Ani Lech Kaczyński, ani tym bardziej Bronisław Komorowski, ani Andrzej Duda nie zdecydowali się na ujawnienie aneksu z likwidacji Wojskowych Służb Informacyjnych (WSI). W sprawie raportu zapadł m.in. wyrok Trybunału Konstytucyjnego. Minęło jednak blisko 20 lat od emocjonującej reformy służb specjalnych, a badacze dziejów najnowszych z pewnością chcieliby zajrzeć za kulisy funkcjonowania państwa polskiego. Jaką decyzję podejmie prezydent Karol Nawrocki?
Decyzja prezydenta po analizie aneksu
Rzeczni głowy państwa, Rafał Leśkiewicz zaznaczył w Studiu PAP, że w tej chwili nie ma oficjalnej zapowiedzi odtajnienia aneksu, ale sprawa jest analizowana. – To obszerny dokument z wrażliwymi danymi dotyczącymi bezpieczeństwa państwa. Nie można podjąć takiej decyzji bez zapoznania się z całością raportu i konsultacji z ekspertami – podkreślił.
W ocenie Leśkiewicza ewentualna publikacja aneksu powinna być poprzedzona opiniami specjalistów. Oprócz Cenckiewicza rekomendacje w tej sprawie przedstawią także dwaj generałowie z kierownictwa BBN – Mirosław Bryś i Andrzej Kowalski.
Aneks z raportu ws. likwidacji WSI wraca co kilka lat
Aneks do raportu WSI jest zdeponowany w Kancelarii Prezydenta i co pewien czas powraca w debacie publicznej. Leśkiewicz zaznaczył, że kwestia jawności życia publicznego jest istotna, ale nie można oczekiwać, że kilka dni po zaprzysiężeniu prezydent zajmie się natychmiast jego ujawnieniem.
- Na pewno to jest obszerny dokument z niezwykle wrażliwymi danymi, dotyczącymi bezpieczeństwa państwa albo takimi danymi, które na to bezpieczeństwo państwa mogą wpłynąć. Zatem nie można podjąć takiej niefrasobliwej decyzji bez zapoznania się z całym raportem, bez omówienia tego z gronem specjalistów - oznajmił Leśkiewicz.

• Podane informacje
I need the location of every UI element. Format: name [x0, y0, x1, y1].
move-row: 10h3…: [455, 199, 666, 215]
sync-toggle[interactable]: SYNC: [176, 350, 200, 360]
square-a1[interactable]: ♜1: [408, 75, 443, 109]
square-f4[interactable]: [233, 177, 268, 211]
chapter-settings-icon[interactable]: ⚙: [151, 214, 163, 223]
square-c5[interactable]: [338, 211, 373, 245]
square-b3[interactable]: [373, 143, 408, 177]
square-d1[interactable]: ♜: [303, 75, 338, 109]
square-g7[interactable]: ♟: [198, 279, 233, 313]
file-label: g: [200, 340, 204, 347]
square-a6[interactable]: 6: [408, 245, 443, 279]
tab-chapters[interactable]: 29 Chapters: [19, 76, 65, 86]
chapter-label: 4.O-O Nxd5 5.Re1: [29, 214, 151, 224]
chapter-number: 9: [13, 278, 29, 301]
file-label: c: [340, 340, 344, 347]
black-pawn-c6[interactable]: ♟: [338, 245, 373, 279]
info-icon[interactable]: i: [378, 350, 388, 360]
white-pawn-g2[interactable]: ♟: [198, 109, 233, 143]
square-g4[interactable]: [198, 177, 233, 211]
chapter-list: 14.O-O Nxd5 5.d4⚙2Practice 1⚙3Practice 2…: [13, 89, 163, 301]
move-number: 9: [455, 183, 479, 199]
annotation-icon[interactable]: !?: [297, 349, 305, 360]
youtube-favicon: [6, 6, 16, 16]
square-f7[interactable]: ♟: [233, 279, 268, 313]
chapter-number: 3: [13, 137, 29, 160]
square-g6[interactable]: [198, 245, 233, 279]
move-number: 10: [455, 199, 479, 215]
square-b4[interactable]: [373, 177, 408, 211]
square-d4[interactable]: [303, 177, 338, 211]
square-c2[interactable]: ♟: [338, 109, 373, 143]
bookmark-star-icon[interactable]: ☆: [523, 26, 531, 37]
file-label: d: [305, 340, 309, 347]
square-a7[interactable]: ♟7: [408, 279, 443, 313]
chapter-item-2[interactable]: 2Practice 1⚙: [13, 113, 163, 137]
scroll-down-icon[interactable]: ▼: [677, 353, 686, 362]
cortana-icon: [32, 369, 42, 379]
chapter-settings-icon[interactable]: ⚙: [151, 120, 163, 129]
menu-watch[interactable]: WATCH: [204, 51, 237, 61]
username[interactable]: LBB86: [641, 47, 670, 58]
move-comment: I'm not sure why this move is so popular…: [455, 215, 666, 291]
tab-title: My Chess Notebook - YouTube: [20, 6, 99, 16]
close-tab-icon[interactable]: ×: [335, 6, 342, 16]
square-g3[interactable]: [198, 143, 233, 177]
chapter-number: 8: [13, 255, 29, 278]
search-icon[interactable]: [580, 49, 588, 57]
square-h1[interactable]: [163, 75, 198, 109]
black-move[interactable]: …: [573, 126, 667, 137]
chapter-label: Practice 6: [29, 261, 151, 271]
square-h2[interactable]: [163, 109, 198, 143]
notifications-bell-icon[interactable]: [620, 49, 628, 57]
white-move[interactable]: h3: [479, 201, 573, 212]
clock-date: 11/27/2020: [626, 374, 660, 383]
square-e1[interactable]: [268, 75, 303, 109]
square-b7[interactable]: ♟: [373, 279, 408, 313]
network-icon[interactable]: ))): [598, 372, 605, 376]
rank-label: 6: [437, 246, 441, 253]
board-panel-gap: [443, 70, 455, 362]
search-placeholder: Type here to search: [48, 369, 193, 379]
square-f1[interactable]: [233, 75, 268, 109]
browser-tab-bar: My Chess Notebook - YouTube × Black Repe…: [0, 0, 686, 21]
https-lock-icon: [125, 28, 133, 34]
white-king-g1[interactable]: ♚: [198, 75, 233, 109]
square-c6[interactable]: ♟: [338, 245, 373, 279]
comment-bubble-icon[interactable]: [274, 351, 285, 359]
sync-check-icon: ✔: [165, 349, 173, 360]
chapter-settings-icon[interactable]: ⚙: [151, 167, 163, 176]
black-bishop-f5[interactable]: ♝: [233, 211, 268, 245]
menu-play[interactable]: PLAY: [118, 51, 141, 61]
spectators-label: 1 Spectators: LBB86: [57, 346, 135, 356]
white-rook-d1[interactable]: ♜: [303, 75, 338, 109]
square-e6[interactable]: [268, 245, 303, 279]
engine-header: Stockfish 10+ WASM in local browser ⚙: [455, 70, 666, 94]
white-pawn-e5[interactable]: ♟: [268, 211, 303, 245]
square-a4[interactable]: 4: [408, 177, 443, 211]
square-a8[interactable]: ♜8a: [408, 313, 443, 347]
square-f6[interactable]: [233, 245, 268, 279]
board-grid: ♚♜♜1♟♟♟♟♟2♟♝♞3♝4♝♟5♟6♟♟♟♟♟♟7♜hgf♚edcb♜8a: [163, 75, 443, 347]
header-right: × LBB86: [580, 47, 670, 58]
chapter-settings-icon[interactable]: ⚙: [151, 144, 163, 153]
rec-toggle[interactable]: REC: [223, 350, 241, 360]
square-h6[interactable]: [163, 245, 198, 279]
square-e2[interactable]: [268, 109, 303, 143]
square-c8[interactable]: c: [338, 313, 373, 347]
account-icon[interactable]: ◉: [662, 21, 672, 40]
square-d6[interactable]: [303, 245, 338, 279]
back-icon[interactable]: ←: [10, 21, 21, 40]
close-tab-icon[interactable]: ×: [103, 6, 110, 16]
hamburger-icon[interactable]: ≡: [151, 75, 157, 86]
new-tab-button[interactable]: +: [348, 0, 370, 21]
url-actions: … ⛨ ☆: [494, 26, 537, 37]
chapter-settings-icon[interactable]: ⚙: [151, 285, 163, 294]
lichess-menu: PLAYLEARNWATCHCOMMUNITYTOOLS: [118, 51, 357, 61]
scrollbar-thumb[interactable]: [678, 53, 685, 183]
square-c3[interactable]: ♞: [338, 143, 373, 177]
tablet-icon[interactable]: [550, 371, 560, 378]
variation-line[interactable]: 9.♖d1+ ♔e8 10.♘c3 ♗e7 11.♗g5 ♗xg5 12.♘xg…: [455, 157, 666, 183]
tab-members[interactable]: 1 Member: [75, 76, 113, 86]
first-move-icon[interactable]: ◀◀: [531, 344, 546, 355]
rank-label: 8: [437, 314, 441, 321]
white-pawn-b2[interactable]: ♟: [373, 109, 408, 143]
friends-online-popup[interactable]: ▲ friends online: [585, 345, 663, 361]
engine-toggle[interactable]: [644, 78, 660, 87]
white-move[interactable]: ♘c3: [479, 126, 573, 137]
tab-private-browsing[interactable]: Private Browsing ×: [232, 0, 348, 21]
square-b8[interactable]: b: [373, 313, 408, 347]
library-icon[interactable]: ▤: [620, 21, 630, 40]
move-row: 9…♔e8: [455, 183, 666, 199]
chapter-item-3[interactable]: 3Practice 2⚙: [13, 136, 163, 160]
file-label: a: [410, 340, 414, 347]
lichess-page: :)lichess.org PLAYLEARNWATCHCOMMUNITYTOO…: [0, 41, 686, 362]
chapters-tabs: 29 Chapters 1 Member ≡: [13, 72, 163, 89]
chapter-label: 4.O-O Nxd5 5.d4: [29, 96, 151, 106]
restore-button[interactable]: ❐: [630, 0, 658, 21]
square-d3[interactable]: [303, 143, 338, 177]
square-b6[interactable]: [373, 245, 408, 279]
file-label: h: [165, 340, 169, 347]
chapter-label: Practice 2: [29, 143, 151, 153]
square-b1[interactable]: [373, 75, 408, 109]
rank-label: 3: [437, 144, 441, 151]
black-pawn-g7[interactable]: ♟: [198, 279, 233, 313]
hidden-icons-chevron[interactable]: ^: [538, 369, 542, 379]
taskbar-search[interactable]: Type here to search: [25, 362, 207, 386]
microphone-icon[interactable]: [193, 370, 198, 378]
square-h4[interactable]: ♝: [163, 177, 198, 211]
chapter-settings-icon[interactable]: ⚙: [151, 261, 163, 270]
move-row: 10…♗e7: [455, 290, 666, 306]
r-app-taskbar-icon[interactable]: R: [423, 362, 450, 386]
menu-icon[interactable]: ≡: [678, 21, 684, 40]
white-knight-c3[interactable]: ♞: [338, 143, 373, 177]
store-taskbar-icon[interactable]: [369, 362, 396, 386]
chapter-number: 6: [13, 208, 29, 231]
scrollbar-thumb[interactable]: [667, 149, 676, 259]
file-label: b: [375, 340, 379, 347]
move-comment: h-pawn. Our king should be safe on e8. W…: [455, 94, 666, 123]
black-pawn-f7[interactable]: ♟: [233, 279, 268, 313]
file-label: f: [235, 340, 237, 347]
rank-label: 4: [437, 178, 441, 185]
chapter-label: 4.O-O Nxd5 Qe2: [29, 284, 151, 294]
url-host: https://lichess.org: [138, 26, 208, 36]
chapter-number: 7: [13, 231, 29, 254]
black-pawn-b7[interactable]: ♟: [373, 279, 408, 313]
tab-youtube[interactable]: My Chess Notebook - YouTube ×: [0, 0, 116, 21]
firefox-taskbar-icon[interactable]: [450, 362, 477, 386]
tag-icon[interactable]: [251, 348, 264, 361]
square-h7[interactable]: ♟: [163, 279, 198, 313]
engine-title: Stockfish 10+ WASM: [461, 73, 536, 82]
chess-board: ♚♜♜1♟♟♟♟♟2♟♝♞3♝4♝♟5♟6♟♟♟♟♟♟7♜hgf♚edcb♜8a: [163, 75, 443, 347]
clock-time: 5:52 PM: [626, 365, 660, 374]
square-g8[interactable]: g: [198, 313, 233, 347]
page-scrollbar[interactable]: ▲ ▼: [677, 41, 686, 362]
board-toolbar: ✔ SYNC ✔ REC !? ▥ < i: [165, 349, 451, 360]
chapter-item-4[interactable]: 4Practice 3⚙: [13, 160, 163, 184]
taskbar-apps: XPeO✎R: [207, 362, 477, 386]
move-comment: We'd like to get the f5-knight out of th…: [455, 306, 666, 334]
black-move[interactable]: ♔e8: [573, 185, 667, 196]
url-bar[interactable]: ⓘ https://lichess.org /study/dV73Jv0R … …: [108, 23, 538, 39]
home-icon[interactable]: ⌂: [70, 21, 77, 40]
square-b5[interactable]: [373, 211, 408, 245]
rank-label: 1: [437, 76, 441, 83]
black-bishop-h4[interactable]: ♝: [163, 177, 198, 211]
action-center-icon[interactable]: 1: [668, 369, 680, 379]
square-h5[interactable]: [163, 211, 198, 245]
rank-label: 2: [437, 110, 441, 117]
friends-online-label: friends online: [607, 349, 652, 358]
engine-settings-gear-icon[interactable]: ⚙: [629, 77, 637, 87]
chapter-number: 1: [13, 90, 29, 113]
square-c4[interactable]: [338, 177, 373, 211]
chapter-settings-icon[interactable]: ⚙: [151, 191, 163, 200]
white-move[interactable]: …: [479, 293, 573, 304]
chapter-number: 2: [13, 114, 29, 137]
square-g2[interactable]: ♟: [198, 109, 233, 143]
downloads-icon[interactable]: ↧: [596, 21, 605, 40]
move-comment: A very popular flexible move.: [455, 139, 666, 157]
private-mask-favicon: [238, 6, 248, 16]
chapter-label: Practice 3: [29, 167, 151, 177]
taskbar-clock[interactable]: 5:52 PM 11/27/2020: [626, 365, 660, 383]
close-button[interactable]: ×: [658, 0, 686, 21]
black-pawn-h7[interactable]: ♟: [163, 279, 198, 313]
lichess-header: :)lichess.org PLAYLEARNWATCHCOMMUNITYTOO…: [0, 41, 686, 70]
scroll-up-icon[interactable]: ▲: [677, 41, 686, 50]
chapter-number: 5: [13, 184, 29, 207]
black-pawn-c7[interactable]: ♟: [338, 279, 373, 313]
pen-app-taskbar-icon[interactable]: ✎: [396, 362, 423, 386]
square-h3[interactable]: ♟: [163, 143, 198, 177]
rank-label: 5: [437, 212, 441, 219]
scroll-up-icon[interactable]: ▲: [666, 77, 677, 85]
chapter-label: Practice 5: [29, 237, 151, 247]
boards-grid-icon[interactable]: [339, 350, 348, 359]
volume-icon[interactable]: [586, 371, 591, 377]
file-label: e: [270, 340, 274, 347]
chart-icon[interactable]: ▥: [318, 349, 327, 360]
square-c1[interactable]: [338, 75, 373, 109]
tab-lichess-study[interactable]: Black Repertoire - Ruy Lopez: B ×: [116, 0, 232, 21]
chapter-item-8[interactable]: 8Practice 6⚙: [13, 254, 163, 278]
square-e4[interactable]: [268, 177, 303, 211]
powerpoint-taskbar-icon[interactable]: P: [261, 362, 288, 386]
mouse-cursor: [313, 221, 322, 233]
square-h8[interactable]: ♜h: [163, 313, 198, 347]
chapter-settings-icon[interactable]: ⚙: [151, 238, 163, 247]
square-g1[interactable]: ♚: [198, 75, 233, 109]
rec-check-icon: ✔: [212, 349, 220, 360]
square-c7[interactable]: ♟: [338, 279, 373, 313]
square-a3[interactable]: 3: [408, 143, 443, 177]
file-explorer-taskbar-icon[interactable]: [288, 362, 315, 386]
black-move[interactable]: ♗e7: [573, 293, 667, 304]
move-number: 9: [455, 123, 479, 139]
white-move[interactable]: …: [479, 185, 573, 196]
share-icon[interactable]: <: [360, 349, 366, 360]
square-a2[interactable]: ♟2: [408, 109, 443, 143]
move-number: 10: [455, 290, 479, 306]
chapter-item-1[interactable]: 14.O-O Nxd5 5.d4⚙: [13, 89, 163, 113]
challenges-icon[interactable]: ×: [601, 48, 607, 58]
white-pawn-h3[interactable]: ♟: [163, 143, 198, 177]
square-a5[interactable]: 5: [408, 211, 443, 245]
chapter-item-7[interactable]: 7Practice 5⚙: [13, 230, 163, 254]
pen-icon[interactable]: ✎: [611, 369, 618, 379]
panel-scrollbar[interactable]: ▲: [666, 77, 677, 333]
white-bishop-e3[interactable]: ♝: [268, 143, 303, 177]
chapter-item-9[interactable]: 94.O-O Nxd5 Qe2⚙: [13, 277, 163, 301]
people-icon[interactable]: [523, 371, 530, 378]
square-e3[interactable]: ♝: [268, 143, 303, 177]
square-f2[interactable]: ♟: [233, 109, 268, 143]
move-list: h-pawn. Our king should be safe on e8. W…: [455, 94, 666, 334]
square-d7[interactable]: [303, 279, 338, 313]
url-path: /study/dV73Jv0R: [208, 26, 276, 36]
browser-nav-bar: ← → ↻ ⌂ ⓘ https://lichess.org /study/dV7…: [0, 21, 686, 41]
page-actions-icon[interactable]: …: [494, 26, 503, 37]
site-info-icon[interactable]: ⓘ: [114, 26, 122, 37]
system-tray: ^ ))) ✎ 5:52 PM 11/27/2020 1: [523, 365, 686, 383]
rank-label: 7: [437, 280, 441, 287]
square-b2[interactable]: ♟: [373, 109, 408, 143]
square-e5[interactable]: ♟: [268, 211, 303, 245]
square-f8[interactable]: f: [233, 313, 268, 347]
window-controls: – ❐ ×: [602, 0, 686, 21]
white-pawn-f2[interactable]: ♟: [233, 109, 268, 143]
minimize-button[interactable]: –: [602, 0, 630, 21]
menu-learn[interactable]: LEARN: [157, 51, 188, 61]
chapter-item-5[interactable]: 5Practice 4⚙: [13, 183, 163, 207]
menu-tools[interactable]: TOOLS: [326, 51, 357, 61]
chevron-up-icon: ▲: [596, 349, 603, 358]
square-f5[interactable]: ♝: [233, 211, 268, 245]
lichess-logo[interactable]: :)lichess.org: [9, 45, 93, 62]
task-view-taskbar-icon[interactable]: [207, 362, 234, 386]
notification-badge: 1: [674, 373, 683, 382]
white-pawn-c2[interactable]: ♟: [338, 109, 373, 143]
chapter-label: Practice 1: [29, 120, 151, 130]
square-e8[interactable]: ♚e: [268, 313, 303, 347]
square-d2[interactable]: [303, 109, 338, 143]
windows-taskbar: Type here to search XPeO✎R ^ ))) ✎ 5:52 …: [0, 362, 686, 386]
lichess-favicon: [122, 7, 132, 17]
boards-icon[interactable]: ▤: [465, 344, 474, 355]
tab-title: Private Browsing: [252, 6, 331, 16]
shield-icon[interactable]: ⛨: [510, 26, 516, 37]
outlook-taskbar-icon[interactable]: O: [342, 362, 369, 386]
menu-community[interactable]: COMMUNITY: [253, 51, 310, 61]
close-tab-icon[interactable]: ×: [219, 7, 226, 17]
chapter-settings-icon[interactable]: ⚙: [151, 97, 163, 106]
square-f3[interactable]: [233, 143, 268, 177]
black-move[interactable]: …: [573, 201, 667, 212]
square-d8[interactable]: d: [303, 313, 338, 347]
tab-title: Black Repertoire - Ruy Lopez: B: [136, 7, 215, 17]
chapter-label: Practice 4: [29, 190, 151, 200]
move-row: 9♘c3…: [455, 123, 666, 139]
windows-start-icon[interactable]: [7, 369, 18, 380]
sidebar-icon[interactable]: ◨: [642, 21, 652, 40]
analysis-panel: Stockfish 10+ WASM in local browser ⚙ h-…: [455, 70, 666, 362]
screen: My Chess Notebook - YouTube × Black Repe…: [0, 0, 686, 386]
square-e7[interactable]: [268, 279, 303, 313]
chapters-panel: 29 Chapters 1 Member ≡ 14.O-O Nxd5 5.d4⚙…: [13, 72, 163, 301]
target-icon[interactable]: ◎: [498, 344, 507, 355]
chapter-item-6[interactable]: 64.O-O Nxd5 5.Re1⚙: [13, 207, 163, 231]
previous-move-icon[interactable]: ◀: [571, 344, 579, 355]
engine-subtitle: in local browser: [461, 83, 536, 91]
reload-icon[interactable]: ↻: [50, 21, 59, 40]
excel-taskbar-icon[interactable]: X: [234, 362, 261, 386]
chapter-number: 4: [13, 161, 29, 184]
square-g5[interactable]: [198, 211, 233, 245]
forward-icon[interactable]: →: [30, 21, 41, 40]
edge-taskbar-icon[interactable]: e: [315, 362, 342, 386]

• Zadanie do wykonania
Gdzie według cytowanego tekstu zdeponowano aneks do raportu WSI?

• Poprawna odpowiedź
W Kancelarii Prezydenta.